Exercise -
Drop every picture and copy exactly the lines from the one with "Output the text content of this document." through the last line of the listing below.

BEGIN Data shown

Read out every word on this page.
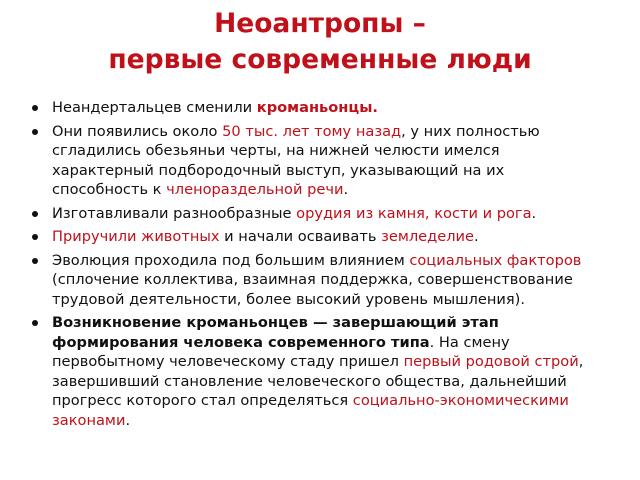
Неоантропы –
первые современные люди
Неандертальцев сменили кроманьонцы.
Они появились около 50 тыс. лет тому назад, у них полностью сгладились обезьяньи черты, на нижней челюсти имелся характерный подбородочный выступ, указывающий на их способность к членораздельной речи.
Изготавливали разнообразные орудия из камня, кости и рога.
Приручили животных и начали осваивать земледелие.
Эволюция проходила под большим влиянием социальных факторов (сплочение коллектива, взаимная поддержка, совершенствование трудовой деятельности, более высокий уровень мышления).
Возникновение кроманьонцев — завершающий этап формирования человека современного типа. На смену первобытному человеческому стаду пришел первый родовой строй, завершивший становление человеческого общества, дальнейший прогресс которого стал определяться социально-экономическими законами.
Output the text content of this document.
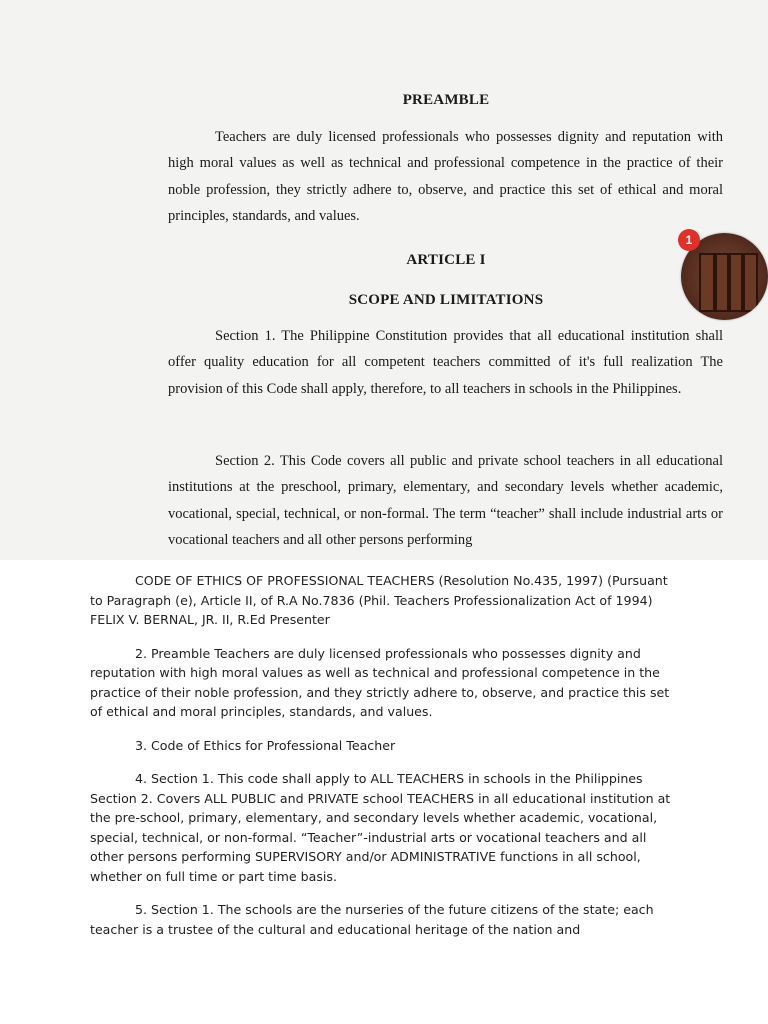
PREAMBLE
Teachers are duly licensed professionals who possesses dignity and reputation with high moral values as well as technical and professional competence in the practice of their noble profession, they strictly adhere to, observe, and practice this set of ethical and moral principles, standards, and values.
ARTICLE I
SCOPE AND LIMITATIONS
Section 1. The Philippine Constitution provides that all educational institution shall offer quality education for all competent teachers committed of it's full realization The provision of this Code shall apply, therefore, to all teachers in schools in the Philippines.
Section 2. This Code covers all public and private school teachers in all educational institutions at the preschool, primary, elementary, and secondary levels whether academic, vocational, special, technical, or non-formal. The term “teacher” shall include industrial arts or vocational teachers and all other persons performing
1

CODE OF ETHICS OF PROFESSIONAL TEACHERS (Resolution No.435, 1997) (Pursuant to Paragraph (e), Article II, of R.A No.7836 (Phil. Teachers Professionalization Act of 1994) FELIX V. BERNAL, JR. II, R.Ed Presenter

2. Preamble Teachers are duly licensed professionals who possesses dignity and reputation with high moral values as well as technical and professional competence in the practice of their noble profession, and they strictly adhere to, observe, and practice this set of ethical and moral principles, standards, and values.

3. Code of Ethics for Professional Teacher

4. Section 1. This code shall apply to ALL TEACHERS in schools in the Philippines Section 2. Covers ALL PUBLIC and PRIVATE school TEACHERS in all educational institution at the pre-school, primary, elementary, and secondary levels whether academic, vocational, special, technical, or non-formal. “Teacher”-industrial arts or vocational teachers and all other persons performing SUPERVISORY and/or ADMINISTRATIVE functions in all school, whether on full time or part time basis.

5. Section 1. The schools are the nurseries of the future citizens of the state; each teacher is a trustee of the cultural and educational heritage of the nation and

END Data shown

Exercise output -
Output the text content of this document.
PREAMBLE
Teachers are duly licensed professionals who possesses dignity and reputation with high moral values as well as technical and professional competence in the practice of their noble profession, they strictly adhere to, observe, and practice this set of ethical and moral principles, standards, and values.
ARTICLE I
SCOPE AND LIMITATIONS
Section 1. The Philippine Constitution provides that all educational institution shall offer quality education for all competent teachers committed of it's full realization The provision of this Code shall apply, therefore, to all teachers in schools in the Philippines.
Section 2. This Code covers all public and private school teachers in all educational institutions at the preschool, primary, elementary, and secondary levels whether academic, vocational, special, technical, or non-formal. The term “teacher” shall include industrial arts or vocational teachers and all other persons performing
1

CODE OF ETHICS OF PROFESSIONAL TEACHERS (Resolution No.435, 1997) (Pursuant to Paragraph (e), Article II, of R.A No.7836 (Phil. Teachers Professionalization Act of 1994) FELIX V. BERNAL, JR. II, R.Ed Presenter

2. Preamble Teachers are duly licensed professionals who possesses dignity and reputation with high moral values as well as technical and professional competence in the practice of their noble profession, and they strictly adhere to, observe, and practice this set of ethical and moral principles, standards, and values.

3. Code of Ethics for Professional Teacher

4. Section 1. This code shall apply to ALL TEACHERS in schools in the Philippines Section 2. Covers ALL PUBLIC and PRIVATE school TEACHERS in all educational institution at the pre-school, primary, elementary, and secondary levels whether academic, vocational, special, technical, or non-formal. “Teacher”-industrial arts or vocational teachers and all other persons performing SUPERVISORY and/or ADMINISTRATIVE functions in all school, whether on full time or part time basis.

5. Section 1. The schools are the nurseries of the future citizens of the state; each teacher is a trustee of the cultural and educational heritage of the nation and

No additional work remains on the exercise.